# [WRITTEN REQUEST]
For the listing below, give the count of lines containing the string "四个带头方面" and nothing else.
::::
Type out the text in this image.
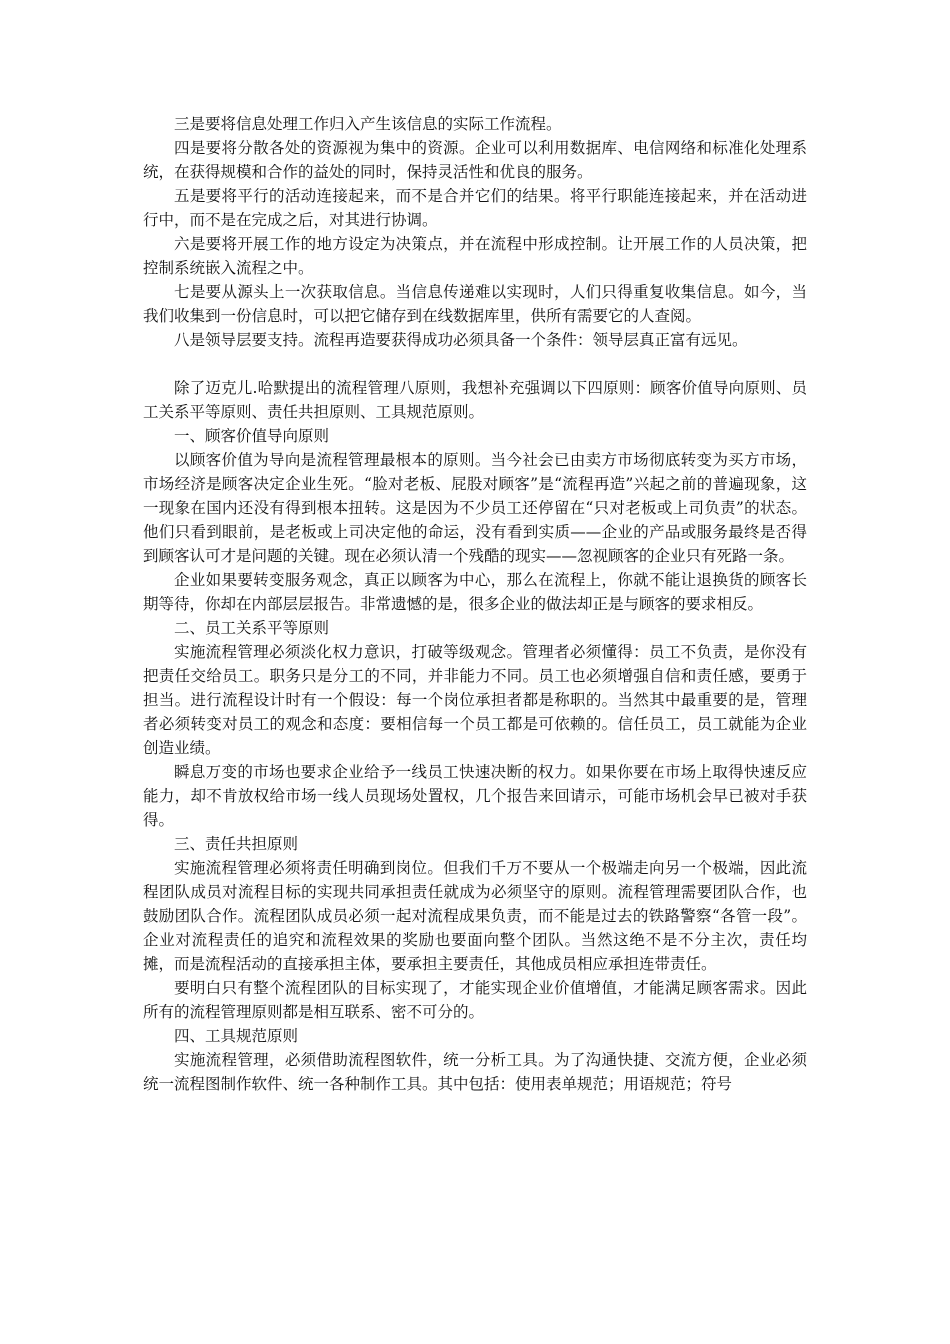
三是要将信息处理工作归入产生该信息的实际工作流程。

四是要将分散各处的资源视为集中的资源。企业可以利用数据库、电信网络和标准化处理系统，在获得规模和合作的益处的同时，保持灵活性和优良的服务。

五是要将平行的活动连接起来，而不是合并它们的结果。将平行职能连接起来，并在活动进行中，而不是在完成之后，对其进行协调。

六是要将开展工作的地方设定为决策点，并在流程中形成控制。让开展工作的人员决策，把控制系统嵌入流程之中。

七是要从源头上一次获取信息。当信息传递难以实现时，人们只得重复收集信息。如今，当我们收集到一份信息时，可以把它储存到在线数据库里，供所有需要它的人查阅。

八是领导层要支持。流程再造要获得成功必须具备一个条件：领导层真正富有远见。

除了迈克儿.哈默提出的流程管理八原则，我想补充强调以下四原则：顾客价值导向原则、员工关系平等原则、责任共担原则、工具规范原则。

一、顾客价值导向原则

以顾客价值为导向是流程管理最根本的原则。当今社会已由卖方市场彻底转变为买方市场，市场经济是顾客决定企业生死。“脸对老板、屁股对顾客”是“流程再造”兴起之前的普遍现象，这一现象在国内还没有得到根本扭转。这是因为不少员工还停留在“只对老板或上司负责”的状态。他们只看到眼前，是老板或上司决定他的命运，没有看到实质——企业的产品或服务最终是否得到顾客认可才是问题的关键。现在必须认清一个残酷的现实——忽视顾客的企业只有死路一条。

企业如果要转变服务观念，真正以顾客为中心，那么在流程上，你就不能让退换货的顾客长期等待，你却在内部层层报告。非常遗憾的是，很多企业的做法却正是与顾客的要求相反。

二、员工关系平等原则

实施流程管理必须淡化权力意识，打破等级观念。管理者必须懂得：员工不负责，是你没有把责任交给员工。职务只是分工的不同，并非能力不同。员工也必须增强自信和责任感，要勇于担当。进行流程设计时有一个假设：每一个岗位承担者都是称职的。当然其中最重要的是，管理者必须转变对员工的观念和态度：要相信每一个员工都是可依赖的。信任员工，员工就能为企业创造业绩。

瞬息万变的市场也要求企业给予一线员工快速决断的权力。如果你要在市场上取得快速反应能力，却不肯放权给市场一线人员现场处置权，几个报告来回请示，可能市场机会早已被对手获得。

三、责任共担原则

实施流程管理必须将责任明确到岗位。但我们千万不要从一个极端走向另一个极端，因此流程团队成员对流程目标的实现共同承担责任就成为必须坚守的原则。流程管理需要团队合作，也鼓励团队合作。流程团队成员必须一起对流程成果负责，而不能是过去的铁路警察“各管一段”。企业对流程责任的追究和流程效果的奖励也要面向整个团队。当然这绝不是不分主次，责任均摊，而是流程活动的直接承担主体，要承担主要责任，其他成员相应承担连带责任。

要明白只有整个流程团队的目标实现了，才能实现企业价值增值，才能满足顾客需求。因此所有的流程管理原则都是相互联系、密不可分的。

四、工具规范原则

实施流程管理，必须借助流程图软件，统一分析工具。为了沟通快捷、交流方便，企业必须统一流程图制作软件、统一各种制作工具。其中包括：使用表单规范；用语规范；符号
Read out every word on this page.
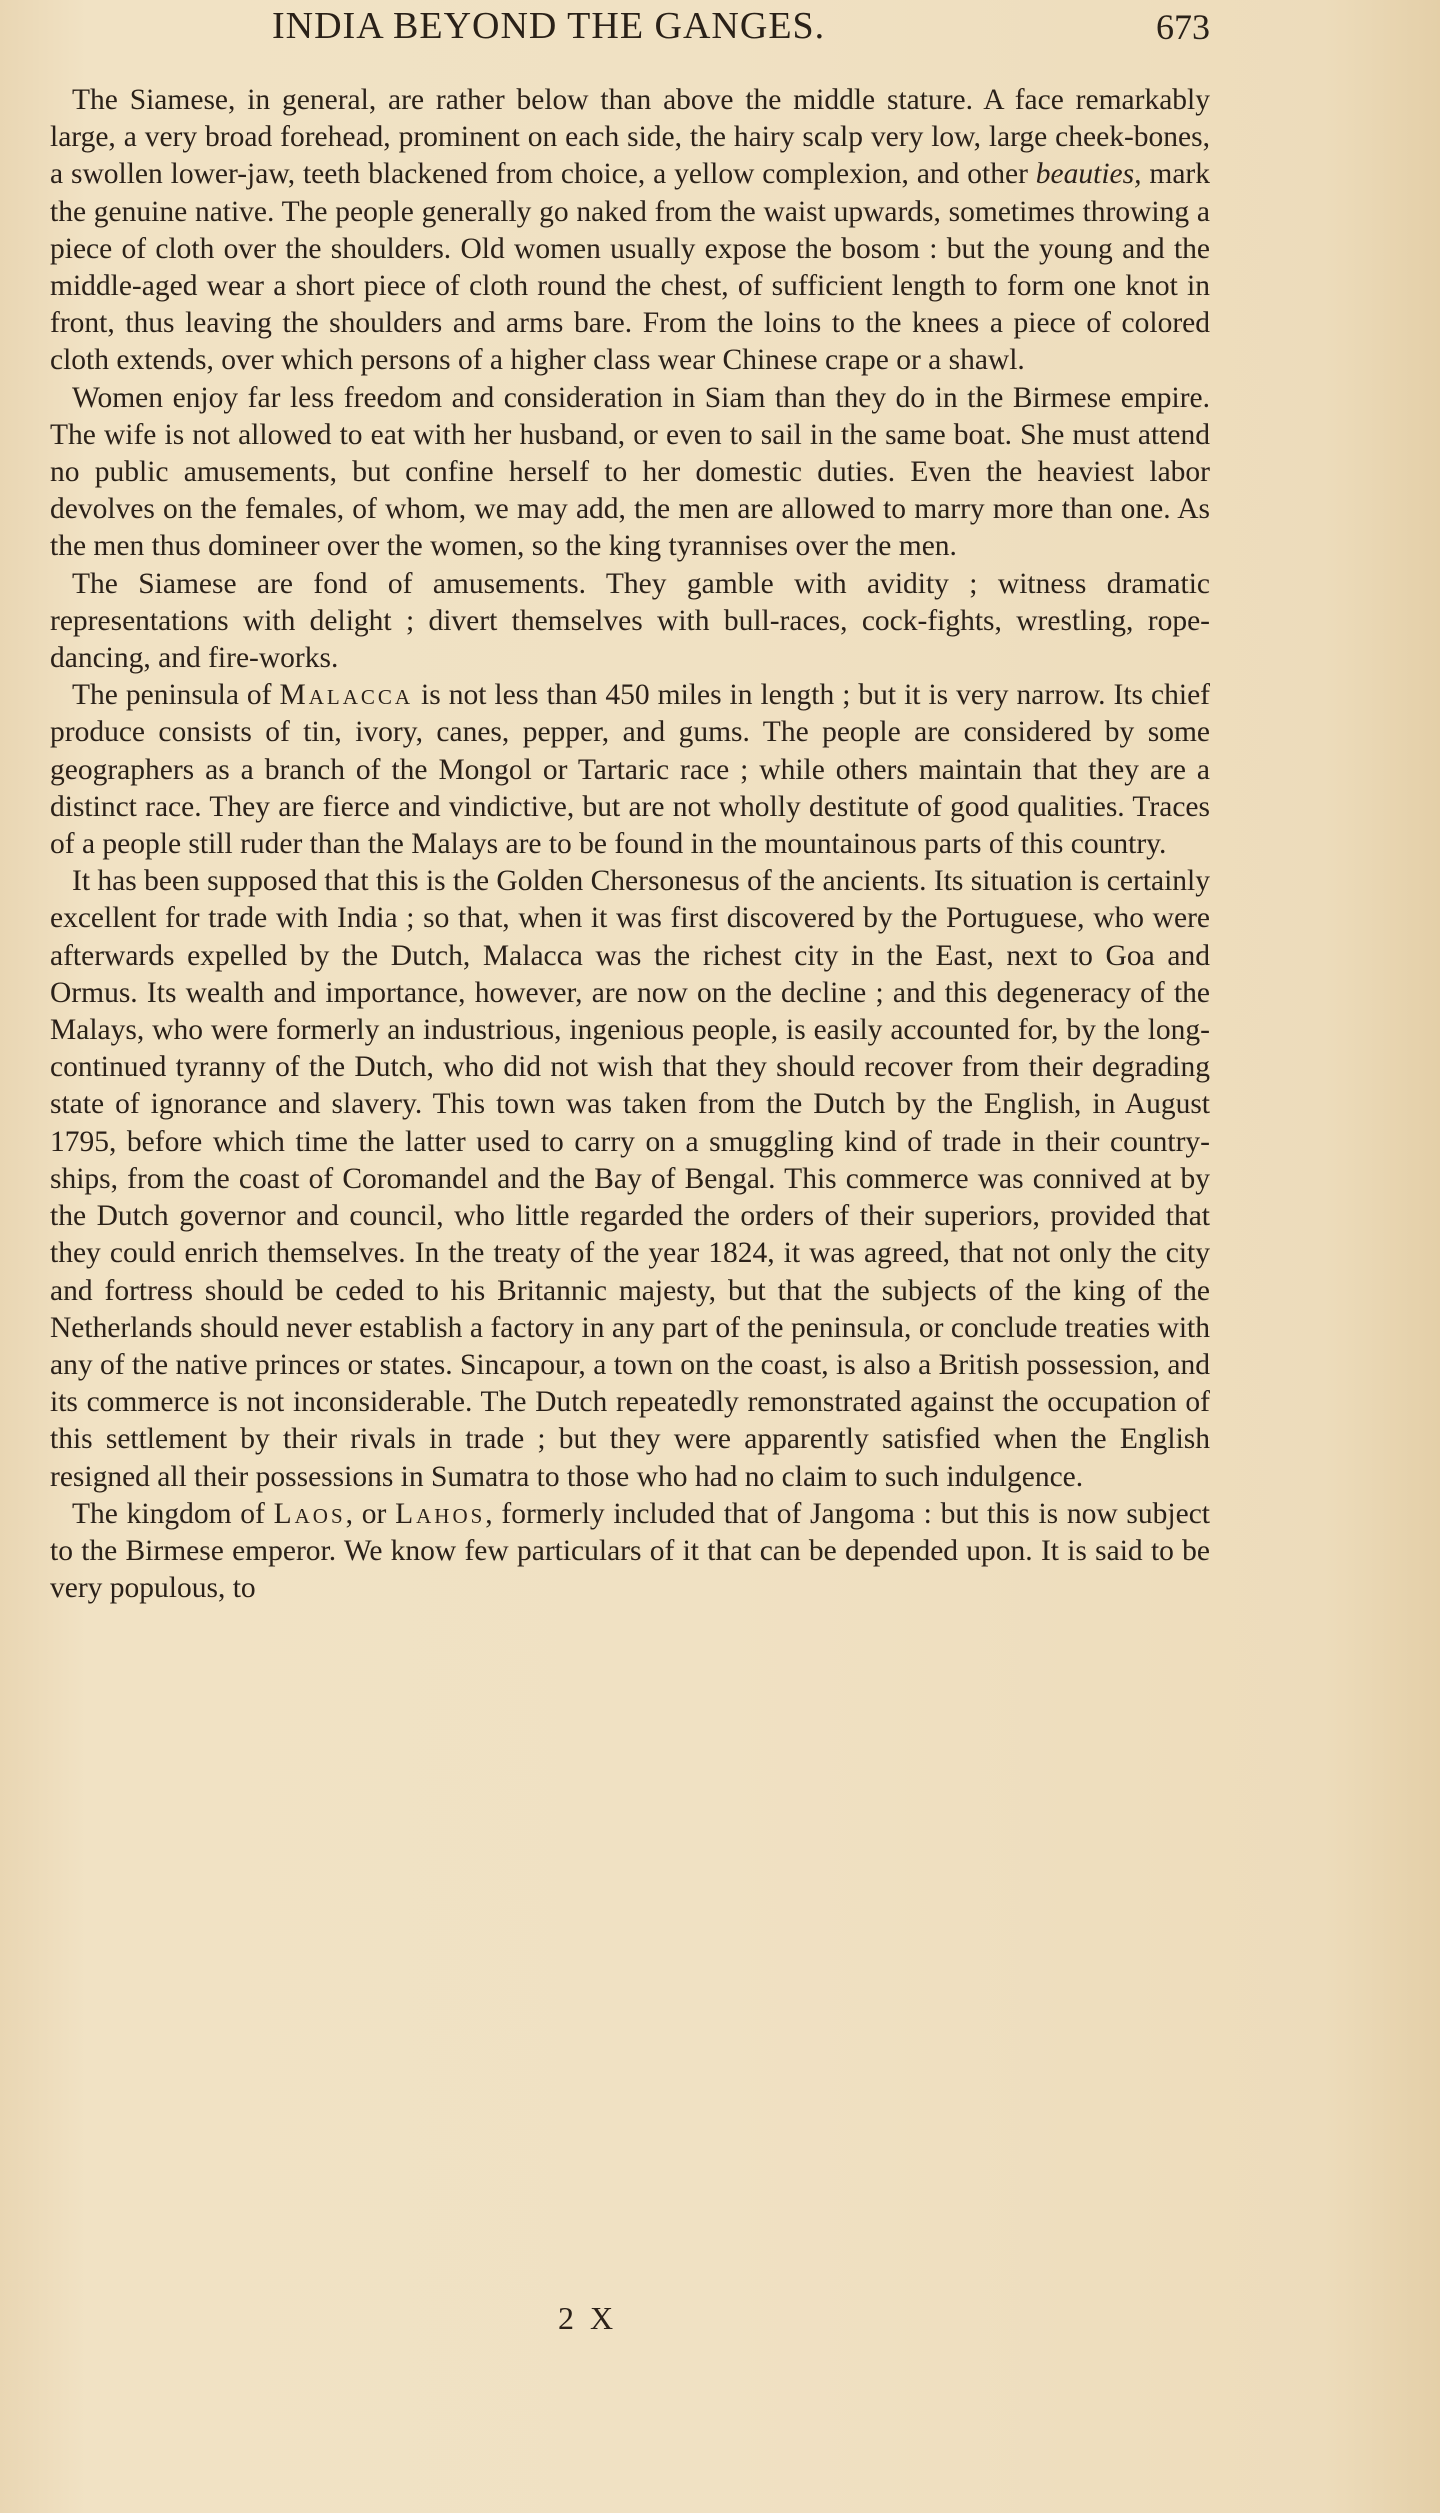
INDIA BEYOND THE GANGES.	673

The Siamese, in general, are rather below than above the middle stature. A face remarkably large, a very broad forehead, prominent on each side, the hairy scalp very low, large cheek-bones, a swollen lower-jaw, teeth blackened from choice, a yellow complexion, and other beauties, mark the genuine native. The people generally go naked from the waist upwards, sometimes throwing a piece of cloth over the shoulders. Old women usually expose the bosom : but the young and the middle-aged wear a short piece of cloth round the chest, of sufficient length to form one knot in front, thus leaving the shoulders and arms bare. From the loins to the knees a piece of colored cloth extends, over which persons of a higher class wear Chinese crape or a shawl.

Women enjoy far less freedom and consideration in Siam than they do in the Birmese empire. The wife is not allowed to eat with her husband, or even to sail in the same boat. She must attend no public amusements, but confine herself to her domestic duties. Even the heaviest labor devolves on the females, of whom, we may add, the men are allowed to marry more than one. As the men thus domineer over the women, so the king tyrannises over the men.

The Siamese are fond of amusements. They gamble with avidity ; witness dramatic representations with delight ; divert themselves with bull-races, cock-fights, wrestling, rope-dancing, and fire-works.

The peninsula of Malacca is not less than 450 miles in length ; but it is very narrow. Its chief produce consists of tin, ivory, canes, pepper, and gums. The people are considered by some geographers as a branch of the Mongol or Tartaric race ; while others maintain that they are a distinct race. They are fierce and vindictive, but are not wholly destitute of good qualities. Traces of a people still ruder than the Malays are to be found in the mountainous parts of this country.

It has been supposed that this is the Golden Chersonesus of the ancients. Its situation is certainly excellent for trade with India ; so that, when it was first discovered by the Portuguese, who were afterwards expelled by the Dutch, Malacca was the richest city in the East, next to Goa and Ormus. Its wealth and importance, however, are now on the decline ; and this degeneracy of the Malays, who were formerly an industrious, ingenious people, is easily accounted for, by the long-continued tyranny of the Dutch, who did not wish that they should recover from their degrading state of ignorance and slavery. This town was taken from the Dutch by the English, in August 1795, before which time the latter used to carry on a smuggling kind of trade in their country-ships, from the coast of Coromandel and the Bay of Bengal. This commerce was connived at by the Dutch governor and council, who little regarded the orders of their superiors, provided that they could enrich themselves. In the treaty of the year 1824, it was agreed, that not only the city and fortress should be ceded to his Britannic majesty, but that the subjects of the king of the Netherlands should never establish a factory in any part of the peninsula, or conclude treaties with any of the native princes or states. Sincapour, a town on the coast, is also a British possession, and its commerce is not inconsiderable. The Dutch repeatedly remonstrated against the occupation of this settlement by their rivals in trade ; but they were apparently satisfied when the English resigned all their possessions in Sumatra to those who had no claim to such indulgence.

The kingdom of Laos, or Lahos, formerly included that of Jangoma : but this is now subject to the Birmese emperor. We know few particulars of it that can be depended upon. It is said to be very populous, to

2 X
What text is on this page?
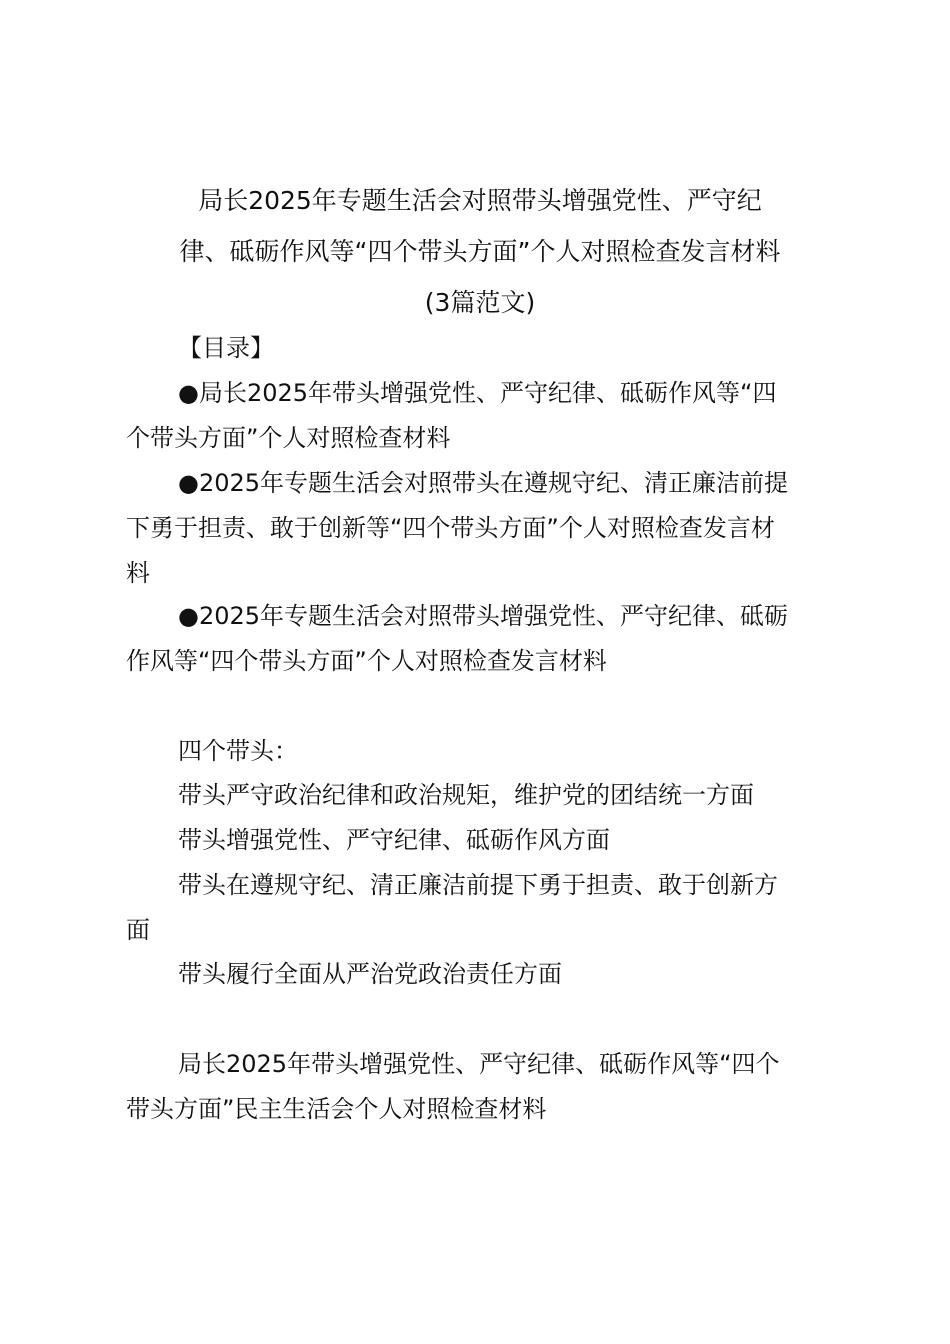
局长2025年专题生活会对照带头增强党性、严守纪
律、砥砺作风等“四个带头方面”个人对照检查发言材料
(3篇范文)

【目录】

●局长2025年带头增强党性、严守纪律、砥砺作风等“四
个带头方面”个人对照检查材料

●2025年专题生活会对照带头在遵规守纪、清正廉洁前提
下勇于担责、敢于创新等“四个带头方面”个人对照检查发言材
料

●2025年专题生活会对照带头增强党性、严守纪律、砥砺
作风等“四个带头方面”个人对照检查发言材料

四个带头：

带头严守政治纪律和政治规矩，维护党的团结统一方面

带头增强党性、严守纪律、砥砺作风方面

带头在遵规守纪、清正廉洁前提下勇于担责、敢于创新方
面

带头履行全面从严治党政治责任方面

局长2025年带头增强党性、严守纪律、砥砺作风等“四个
带头方面”民主生活会个人对照检查材料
::::
# [RESULT OF THE EXERCISE]
3